## START Record list
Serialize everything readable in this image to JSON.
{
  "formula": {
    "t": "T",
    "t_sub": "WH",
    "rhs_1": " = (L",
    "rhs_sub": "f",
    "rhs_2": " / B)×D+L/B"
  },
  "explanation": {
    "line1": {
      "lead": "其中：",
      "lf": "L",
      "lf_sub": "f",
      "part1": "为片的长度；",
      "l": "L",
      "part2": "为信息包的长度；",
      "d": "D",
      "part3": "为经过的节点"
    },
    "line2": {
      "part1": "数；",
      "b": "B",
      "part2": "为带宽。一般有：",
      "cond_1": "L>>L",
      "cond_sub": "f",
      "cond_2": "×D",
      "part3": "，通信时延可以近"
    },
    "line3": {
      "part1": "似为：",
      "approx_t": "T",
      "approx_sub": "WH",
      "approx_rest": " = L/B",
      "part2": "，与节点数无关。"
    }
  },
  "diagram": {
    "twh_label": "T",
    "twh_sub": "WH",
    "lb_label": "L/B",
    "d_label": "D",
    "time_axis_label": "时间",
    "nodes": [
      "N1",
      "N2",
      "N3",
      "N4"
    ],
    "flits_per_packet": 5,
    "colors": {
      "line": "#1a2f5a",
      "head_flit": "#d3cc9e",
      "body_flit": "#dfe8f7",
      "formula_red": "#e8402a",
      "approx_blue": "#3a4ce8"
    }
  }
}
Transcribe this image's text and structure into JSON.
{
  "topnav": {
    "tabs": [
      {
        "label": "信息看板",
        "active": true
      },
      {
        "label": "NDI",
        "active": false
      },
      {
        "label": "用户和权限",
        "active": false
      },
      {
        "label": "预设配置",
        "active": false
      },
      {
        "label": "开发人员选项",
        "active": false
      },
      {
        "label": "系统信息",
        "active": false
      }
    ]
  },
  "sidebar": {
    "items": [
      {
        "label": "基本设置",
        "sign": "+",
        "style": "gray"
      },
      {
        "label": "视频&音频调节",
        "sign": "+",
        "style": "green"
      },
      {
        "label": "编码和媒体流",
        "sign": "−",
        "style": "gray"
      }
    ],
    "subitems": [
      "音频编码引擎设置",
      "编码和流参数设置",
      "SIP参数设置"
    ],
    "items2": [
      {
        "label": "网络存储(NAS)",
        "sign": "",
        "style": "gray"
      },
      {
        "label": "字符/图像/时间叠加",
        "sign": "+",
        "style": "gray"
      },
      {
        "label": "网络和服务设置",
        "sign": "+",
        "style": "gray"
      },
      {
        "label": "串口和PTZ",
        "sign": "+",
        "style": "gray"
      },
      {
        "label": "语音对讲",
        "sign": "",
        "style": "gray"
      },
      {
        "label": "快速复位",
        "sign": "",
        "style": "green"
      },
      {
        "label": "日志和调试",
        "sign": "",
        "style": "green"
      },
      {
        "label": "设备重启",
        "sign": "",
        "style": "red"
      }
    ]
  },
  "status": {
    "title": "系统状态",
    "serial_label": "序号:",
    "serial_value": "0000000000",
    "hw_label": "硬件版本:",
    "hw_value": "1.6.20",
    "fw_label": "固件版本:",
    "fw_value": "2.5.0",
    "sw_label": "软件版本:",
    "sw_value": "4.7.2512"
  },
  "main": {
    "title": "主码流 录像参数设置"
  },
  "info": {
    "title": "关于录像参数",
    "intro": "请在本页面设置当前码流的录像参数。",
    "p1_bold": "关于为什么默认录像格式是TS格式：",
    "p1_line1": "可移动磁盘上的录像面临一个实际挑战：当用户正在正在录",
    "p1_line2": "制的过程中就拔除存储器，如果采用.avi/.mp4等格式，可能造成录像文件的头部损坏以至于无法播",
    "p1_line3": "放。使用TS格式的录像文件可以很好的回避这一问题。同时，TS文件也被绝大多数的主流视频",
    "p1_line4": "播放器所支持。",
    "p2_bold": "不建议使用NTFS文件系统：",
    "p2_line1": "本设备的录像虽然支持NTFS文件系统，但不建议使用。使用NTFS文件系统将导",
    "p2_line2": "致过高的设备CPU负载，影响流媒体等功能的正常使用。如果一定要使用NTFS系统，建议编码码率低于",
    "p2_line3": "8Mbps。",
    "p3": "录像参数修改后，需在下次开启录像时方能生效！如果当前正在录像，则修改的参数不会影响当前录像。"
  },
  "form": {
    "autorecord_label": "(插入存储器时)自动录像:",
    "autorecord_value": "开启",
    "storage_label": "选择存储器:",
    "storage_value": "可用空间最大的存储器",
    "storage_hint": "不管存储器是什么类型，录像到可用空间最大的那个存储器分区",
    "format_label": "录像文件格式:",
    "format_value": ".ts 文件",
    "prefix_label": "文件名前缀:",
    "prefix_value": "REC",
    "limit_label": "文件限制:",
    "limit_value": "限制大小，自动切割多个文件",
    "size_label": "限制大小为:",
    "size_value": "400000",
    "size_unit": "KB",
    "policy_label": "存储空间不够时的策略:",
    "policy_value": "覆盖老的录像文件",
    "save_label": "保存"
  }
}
## END Record list
The task: Please quote the records above exactly, without skipping a line.

Final result:
Serialize everything readable in this image to JSON.
{
  "formula": {
    "t": "T",
    "t_sub": "WH",
    "rhs_1": " = (L",
    "rhs_sub": "f",
    "rhs_2": " / B)×D+L/B"
  },
  "explanation": {
    "line1": {
      "lead": "其中：",
      "lf": "L",
      "lf_sub": "f",
      "part1": "为片的长度；",
      "l": "L",
      "part2": "为信息包的长度；",
      "d": "D",
      "part3": "为经过的节点"
    },
    "line2": {
      "part1": "数；",
      "b": "B",
      "part2": "为带宽。一般有：",
      "cond_1": "L>>L",
      "cond_sub": "f",
      "cond_2": "×D",
      "part3": "，通信时延可以近"
    },
    "line3": {
      "part1": "似为：",
      "approx_t": "T",
      "approx_sub": "WH",
      "approx_rest": " = L/B",
      "part2": "，与节点数无关。"
    }
  },
  "diagram": {
    "twh_label": "T",
    "twh_sub": "WH",
    "lb_label": "L/B",
    "d_label": "D",
    "time_axis_label": "时间",
    "nodes": [
      "N1",
      "N2",
      "N3",
      "N4"
    ],
    "flits_per_packet": 5,
    "colors": {
      "line": "#1a2f5a",
      "head_flit": "#d3cc9e",
      "body_flit": "#dfe8f7",
      "formula_red": "#e8402a",
      "approx_blue": "#3a4ce8"
    }
  }
}
Transcribe this image's text and structure into JSON.
{
  "topnav": {
    "tabs": [
      {
        "label": "信息看板",
        "active": true
      },
      {
        "label": "NDI",
        "active": false
      },
      {
        "label": "用户和权限",
        "active": false
      },
      {
        "label": "预设配置",
        "active": false
      },
      {
        "label": "开发人员选项",
        "active": false
      },
      {
        "label": "系统信息",
        "active": false
      }
    ]
  },
  "sidebar": {
    "items": [
      {
        "label": "基本设置",
        "sign": "+",
        "style": "gray"
      },
      {
        "label": "视频&音频调节",
        "sign": "+",
        "style": "green"
      },
      {
        "label": "编码和媒体流",
        "sign": "−",
        "style": "gray"
      }
    ],
    "subitems": [
      "音频编码引擎设置",
      "编码和流参数设置",
      "SIP参数设置"
    ],
    "items2": [
      {
        "label": "网络存储(NAS)",
        "sign": "",
        "style": "gray"
      },
      {
        "label": "字符/图像/时间叠加",
        "sign": "+",
        "style": "gray"
      },
      {
        "label": "网络和服务设置",
        "sign": "+",
        "style": "gray"
      },
      {
        "label": "串口和PTZ",
        "sign": "+",
        "style": "gray"
      },
      {
        "label": "语音对讲",
        "sign": "",
        "style": "gray"
      },
      {
        "label": "快速复位",
        "sign": "",
        "style": "green"
      },
      {
        "label": "日志和调试",
        "sign": "",
        "style": "green"
      },
      {
        "label": "设备重启",
        "sign": "",
        "style": "red"
      }
    ]
  },
  "status": {
    "title": "系统状态",
    "serial_label": "序号:",
    "serial_value": "0000000000",
    "hw_label": "硬件版本:",
    "hw_value": "1.6.20",
    "fw_label": "固件版本:",
    "fw_value": "2.5.0",
    "sw_label": "软件版本:",
    "sw_value": "4.7.2512"
  },
  "main": {
    "title": "主码流 录像参数设置"
  },
  "info": {
    "title": "关于录像参数",
    "intro": "请在本页面设置当前码流的录像参数。",
    "p1_bold": "关于为什么默认录像格式是TS格式：",
    "p1_line1": "可移动磁盘上的录像面临一个实际挑战：当用户正在正在录",
    "p1_line2": "制的过程中就拔除存储器，如果采用.avi/.mp4等格式，可能造成录像文件的头部损坏以至于无法播",
    "p1_line3": "放。使用TS格式的录像文件可以很好的回避这一问题。同时，TS文件也被绝大多数的主流视频",
    "p1_line4": "播放器所支持。",
    "p2_bold": "不建议使用NTFS文件系统：",
    "p2_line1": "本设备的录像虽然支持NTFS文件系统，但不建议使用。使用NTFS文件系统将导",
    "p2_line2": "致过高的设备CPU负载，影响流媒体等功能的正常使用。如果一定要使用NTFS系统，建议编码码率低于",
    "p2_line3": "8Mbps。",
    "p3": "录像参数修改后，需在下次开启录像时方能生效！如果当前正在录像，则修改的参数不会影响当前录像。"
  },
  "form": {
    "autorecord_label": "(插入存储器时)自动录像:",
    "autorecord_value": "开启",
    "storage_label": "选择存储器:",
    "storage_value": "可用空间最大的存储器",
    "storage_hint": "不管存储器是什么类型，录像到可用空间最大的那个存储器分区",
    "format_label": "录像文件格式:",
    "format_value": ".ts 文件",
    "prefix_label": "文件名前缀:",
    "prefix_value": "REC",
    "limit_label": "文件限制:",
    "limit_value": "限制大小，自动切割多个文件",
    "size_label": "限制大小为:",
    "size_value": "400000",
    "size_unit": "KB",
    "policy_label": "存储空间不够时的策略:",
    "policy_value": "覆盖老的录像文件",
    "save_label": "保存"
  }
}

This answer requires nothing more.